Rows from a figure dataset:

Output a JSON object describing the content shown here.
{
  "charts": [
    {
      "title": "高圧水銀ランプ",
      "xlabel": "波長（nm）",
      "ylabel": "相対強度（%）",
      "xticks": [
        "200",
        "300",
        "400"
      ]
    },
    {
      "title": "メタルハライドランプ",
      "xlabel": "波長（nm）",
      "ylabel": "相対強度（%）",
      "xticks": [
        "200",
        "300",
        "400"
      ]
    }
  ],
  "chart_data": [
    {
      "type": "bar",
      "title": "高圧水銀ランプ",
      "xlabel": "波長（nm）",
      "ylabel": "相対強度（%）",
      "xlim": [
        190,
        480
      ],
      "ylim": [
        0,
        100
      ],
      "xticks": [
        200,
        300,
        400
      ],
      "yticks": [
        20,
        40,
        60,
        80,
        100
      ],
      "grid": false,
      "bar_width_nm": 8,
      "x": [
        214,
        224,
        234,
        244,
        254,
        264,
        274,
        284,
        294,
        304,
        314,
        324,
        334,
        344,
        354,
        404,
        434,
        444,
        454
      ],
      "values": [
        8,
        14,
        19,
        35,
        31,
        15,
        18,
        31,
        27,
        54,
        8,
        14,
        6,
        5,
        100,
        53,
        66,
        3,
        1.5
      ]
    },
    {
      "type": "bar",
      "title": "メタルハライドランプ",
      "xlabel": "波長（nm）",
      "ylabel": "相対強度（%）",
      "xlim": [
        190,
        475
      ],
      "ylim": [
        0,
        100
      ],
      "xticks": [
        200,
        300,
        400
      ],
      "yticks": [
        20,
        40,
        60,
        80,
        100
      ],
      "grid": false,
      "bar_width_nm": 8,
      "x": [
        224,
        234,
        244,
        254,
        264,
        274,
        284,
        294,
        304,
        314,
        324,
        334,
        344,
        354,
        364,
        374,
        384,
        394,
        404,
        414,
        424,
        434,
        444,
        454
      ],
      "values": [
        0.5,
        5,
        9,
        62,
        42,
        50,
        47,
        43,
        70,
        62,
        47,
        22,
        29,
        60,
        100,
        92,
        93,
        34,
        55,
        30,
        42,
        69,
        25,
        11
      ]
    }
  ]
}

• _GIVEN TASK_: Produce an exact copy of all the records.

• _FULL RESPONSE_:
Output a JSON object describing the content shown here.
{
  "charts": [
    {
      "title": "高圧水銀ランプ",
      "xlabel": "波長（nm）",
      "ylabel": "相対強度（%）",
      "xticks": [
        "200",
        "300",
        "400"
      ]
    },
    {
      "title": "メタルハライドランプ",
      "xlabel": "波長（nm）",
      "ylabel": "相対強度（%）",
      "xticks": [
        "200",
        "300",
        "400"
      ]
    }
  ],
  "chart_data": [
    {
      "type": "bar",
      "title": "高圧水銀ランプ",
      "xlabel": "波長（nm）",
      "ylabel": "相対強度（%）",
      "xlim": [
        190,
        480
      ],
      "ylim": [
        0,
        100
      ],
      "xticks": [
        200,
        300,
        400
      ],
      "yticks": [
        20,
        40,
        60,
        80,
        100
      ],
      "grid": false,
      "bar_width_nm": 8,
      "x": [
        214,
        224,
        234,
        244,
        254,
        264,
        274,
        284,
        294,
        304,
        314,
        324,
        334,
        344,
        354,
        404,
        434,
        444,
        454
      ],
      "values": [
        8,
        14,
        19,
        35,
        31,
        15,
        18,
        31,
        27,
        54,
        8,
        14,
        6,
        5,
        100,
        53,
        66,
        3,
        1.5
      ]
    },
    {
      "type": "bar",
      "title": "メタルハライドランプ",
      "xlabel": "波長（nm）",
      "ylabel": "相対強度（%）",
      "xlim": [
        190,
        475
      ],
      "ylim": [
        0,
        100
      ],
      "xticks": [
        200,
        300,
        400
      ],
      "yticks": [
        20,
        40,
        60,
        80,
        100
      ],
      "grid": false,
      "bar_width_nm": 8,
      "x": [
        224,
        234,
        244,
        254,
        264,
        274,
        284,
        294,
        304,
        314,
        324,
        334,
        344,
        354,
        364,
        374,
        384,
        394,
        404,
        414,
        424,
        434,
        444,
        454
      ],
      "values": [
        0.5,
        5,
        9,
        62,
        42,
        50,
        47,
        43,
        70,
        62,
        47,
        22,
        29,
        60,
        100,
        92,
        93,
        34,
        55,
        30,
        42,
        69,
        25,
        11
      ]
    }
  ]
}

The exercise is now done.